___ Records shown ___

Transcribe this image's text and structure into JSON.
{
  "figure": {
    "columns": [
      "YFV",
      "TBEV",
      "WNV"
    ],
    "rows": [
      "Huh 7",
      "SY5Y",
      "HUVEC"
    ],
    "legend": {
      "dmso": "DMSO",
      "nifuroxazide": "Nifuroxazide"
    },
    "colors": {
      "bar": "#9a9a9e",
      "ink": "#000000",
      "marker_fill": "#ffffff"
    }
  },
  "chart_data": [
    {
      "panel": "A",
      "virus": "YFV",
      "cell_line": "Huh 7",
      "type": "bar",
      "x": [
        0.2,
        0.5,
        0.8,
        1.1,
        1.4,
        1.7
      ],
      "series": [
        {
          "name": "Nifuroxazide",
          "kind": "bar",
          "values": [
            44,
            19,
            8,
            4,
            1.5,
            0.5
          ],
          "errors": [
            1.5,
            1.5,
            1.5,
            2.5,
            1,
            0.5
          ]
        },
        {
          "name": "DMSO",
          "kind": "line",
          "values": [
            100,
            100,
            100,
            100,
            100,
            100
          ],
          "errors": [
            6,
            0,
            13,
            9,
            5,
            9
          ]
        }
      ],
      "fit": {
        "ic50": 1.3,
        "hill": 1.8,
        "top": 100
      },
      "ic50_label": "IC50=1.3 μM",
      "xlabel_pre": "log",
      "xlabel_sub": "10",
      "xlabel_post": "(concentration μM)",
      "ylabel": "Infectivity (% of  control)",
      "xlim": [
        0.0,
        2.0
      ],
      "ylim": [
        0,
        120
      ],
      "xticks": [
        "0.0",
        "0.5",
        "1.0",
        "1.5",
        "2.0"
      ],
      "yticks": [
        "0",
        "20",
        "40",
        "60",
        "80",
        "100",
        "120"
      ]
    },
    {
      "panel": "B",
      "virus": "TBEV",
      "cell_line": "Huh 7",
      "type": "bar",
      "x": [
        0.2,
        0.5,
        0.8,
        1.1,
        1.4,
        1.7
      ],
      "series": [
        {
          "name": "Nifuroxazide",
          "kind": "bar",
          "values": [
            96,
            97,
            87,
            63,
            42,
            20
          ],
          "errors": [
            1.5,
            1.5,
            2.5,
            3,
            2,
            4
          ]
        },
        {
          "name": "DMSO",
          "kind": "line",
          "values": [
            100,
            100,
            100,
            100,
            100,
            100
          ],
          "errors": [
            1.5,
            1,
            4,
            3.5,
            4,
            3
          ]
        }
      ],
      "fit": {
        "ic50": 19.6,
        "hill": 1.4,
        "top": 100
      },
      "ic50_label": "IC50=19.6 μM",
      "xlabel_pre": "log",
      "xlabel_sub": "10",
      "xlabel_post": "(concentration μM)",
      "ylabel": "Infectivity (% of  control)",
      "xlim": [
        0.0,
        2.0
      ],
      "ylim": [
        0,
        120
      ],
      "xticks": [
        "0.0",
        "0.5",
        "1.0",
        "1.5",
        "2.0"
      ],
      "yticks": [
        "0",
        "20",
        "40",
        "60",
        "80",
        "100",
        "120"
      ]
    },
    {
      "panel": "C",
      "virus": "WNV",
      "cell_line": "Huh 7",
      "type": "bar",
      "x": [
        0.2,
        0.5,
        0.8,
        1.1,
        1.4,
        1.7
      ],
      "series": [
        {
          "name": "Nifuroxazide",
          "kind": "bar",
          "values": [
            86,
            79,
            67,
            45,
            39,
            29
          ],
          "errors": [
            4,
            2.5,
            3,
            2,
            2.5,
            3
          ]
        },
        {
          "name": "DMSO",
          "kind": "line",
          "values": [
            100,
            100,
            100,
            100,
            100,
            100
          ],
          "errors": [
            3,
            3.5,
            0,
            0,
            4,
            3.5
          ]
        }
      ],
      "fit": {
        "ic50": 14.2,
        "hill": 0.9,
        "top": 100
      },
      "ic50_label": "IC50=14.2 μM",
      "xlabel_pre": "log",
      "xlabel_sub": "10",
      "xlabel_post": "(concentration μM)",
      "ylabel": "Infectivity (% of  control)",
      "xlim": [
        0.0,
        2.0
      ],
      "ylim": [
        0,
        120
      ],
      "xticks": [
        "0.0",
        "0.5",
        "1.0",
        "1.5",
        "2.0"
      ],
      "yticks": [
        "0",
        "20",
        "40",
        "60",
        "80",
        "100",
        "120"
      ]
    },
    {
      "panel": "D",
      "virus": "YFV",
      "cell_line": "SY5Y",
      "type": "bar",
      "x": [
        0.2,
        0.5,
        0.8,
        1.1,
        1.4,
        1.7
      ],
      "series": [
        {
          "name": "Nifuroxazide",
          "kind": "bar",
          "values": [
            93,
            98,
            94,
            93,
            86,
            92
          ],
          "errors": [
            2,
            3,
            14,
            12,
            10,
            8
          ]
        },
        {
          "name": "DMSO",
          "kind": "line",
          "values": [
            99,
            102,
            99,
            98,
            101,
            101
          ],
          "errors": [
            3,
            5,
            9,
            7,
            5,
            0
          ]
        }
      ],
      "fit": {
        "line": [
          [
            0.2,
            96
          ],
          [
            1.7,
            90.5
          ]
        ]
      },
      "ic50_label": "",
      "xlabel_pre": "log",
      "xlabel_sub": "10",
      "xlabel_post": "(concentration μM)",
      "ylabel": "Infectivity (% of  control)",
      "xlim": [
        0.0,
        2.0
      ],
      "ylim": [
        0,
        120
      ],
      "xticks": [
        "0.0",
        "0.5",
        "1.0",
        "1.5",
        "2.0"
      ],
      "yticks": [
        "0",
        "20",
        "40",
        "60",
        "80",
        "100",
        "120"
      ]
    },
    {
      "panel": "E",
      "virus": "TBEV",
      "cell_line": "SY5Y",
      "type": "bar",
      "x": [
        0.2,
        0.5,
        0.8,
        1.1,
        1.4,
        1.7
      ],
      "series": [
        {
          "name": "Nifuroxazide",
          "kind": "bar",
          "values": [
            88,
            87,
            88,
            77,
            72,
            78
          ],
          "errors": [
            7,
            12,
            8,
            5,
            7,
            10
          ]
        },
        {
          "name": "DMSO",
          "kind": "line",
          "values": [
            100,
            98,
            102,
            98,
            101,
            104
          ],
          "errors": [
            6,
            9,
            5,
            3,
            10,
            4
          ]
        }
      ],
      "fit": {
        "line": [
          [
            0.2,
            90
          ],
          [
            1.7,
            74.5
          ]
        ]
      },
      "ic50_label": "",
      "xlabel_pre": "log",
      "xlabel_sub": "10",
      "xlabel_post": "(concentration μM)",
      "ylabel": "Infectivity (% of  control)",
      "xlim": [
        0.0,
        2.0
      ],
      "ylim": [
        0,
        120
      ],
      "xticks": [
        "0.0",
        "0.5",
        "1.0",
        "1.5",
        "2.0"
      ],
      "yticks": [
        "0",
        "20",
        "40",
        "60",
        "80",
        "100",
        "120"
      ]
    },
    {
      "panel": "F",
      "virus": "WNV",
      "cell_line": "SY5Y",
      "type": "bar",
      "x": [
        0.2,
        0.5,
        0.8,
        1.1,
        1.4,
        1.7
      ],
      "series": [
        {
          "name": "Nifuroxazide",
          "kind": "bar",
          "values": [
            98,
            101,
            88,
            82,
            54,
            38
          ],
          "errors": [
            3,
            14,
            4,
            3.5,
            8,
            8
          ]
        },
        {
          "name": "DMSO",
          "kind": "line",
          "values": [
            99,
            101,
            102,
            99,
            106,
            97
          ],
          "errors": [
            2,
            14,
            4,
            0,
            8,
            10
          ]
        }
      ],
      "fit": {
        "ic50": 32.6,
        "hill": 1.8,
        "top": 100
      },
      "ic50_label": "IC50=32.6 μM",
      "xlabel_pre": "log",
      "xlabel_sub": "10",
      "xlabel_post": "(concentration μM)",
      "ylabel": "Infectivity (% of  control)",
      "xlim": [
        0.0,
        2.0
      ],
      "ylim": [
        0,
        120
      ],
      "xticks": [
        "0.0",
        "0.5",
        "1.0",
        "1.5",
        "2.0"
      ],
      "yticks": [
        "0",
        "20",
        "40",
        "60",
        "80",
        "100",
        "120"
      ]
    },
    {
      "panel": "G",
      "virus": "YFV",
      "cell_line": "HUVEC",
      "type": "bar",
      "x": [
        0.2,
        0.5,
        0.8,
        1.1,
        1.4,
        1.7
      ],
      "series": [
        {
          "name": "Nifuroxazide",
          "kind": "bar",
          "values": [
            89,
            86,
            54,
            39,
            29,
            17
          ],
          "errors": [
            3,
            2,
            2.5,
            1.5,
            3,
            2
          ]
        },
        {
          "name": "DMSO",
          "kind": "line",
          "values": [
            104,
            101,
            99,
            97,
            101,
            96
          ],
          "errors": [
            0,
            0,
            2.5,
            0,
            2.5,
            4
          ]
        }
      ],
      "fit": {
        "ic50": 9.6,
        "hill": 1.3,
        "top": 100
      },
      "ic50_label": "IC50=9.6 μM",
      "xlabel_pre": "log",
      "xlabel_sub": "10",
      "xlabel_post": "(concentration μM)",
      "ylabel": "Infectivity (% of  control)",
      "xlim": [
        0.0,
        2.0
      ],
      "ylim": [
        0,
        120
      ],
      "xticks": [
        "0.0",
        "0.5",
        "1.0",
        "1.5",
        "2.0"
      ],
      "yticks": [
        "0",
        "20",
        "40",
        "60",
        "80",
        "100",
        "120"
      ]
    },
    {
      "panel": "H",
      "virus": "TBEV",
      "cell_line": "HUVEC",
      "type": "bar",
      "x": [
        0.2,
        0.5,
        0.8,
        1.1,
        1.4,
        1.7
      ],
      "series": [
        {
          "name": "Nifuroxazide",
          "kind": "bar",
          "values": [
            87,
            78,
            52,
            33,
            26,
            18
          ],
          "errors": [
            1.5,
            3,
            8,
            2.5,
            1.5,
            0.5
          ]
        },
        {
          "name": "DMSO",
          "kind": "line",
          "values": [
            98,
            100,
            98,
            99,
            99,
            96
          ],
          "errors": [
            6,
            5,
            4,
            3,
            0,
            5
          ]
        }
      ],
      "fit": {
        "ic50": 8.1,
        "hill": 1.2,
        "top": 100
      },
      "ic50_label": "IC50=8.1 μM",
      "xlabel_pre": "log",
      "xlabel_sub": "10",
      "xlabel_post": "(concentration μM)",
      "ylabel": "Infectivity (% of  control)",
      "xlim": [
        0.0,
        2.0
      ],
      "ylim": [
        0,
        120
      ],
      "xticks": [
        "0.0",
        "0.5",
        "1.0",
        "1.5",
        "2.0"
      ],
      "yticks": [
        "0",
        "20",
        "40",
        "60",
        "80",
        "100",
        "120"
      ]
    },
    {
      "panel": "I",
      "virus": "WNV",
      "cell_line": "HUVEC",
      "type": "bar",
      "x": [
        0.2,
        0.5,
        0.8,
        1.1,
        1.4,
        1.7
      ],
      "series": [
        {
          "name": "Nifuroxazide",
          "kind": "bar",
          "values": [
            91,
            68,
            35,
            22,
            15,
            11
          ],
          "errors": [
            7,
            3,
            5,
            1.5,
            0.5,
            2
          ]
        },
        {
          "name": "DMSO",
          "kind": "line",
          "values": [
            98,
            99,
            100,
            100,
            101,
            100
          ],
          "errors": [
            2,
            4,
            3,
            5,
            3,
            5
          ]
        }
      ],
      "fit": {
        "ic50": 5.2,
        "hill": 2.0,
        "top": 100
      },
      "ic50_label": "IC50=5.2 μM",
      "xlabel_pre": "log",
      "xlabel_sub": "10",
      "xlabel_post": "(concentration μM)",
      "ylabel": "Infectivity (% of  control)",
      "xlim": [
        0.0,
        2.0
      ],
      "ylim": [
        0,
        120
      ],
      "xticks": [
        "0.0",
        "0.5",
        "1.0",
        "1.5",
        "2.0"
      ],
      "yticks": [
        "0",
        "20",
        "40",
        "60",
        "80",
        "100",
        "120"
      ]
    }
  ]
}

___

If a line in the data above includes the string "hill", copy it.

Completed exercise:
        "hill": 1.8,
        "hill": 1.4,
        "hill": 0.9,
        "hill": 1.8,
        "hill": 1.3,
        "hill": 1.2,
        "hill": 2.0,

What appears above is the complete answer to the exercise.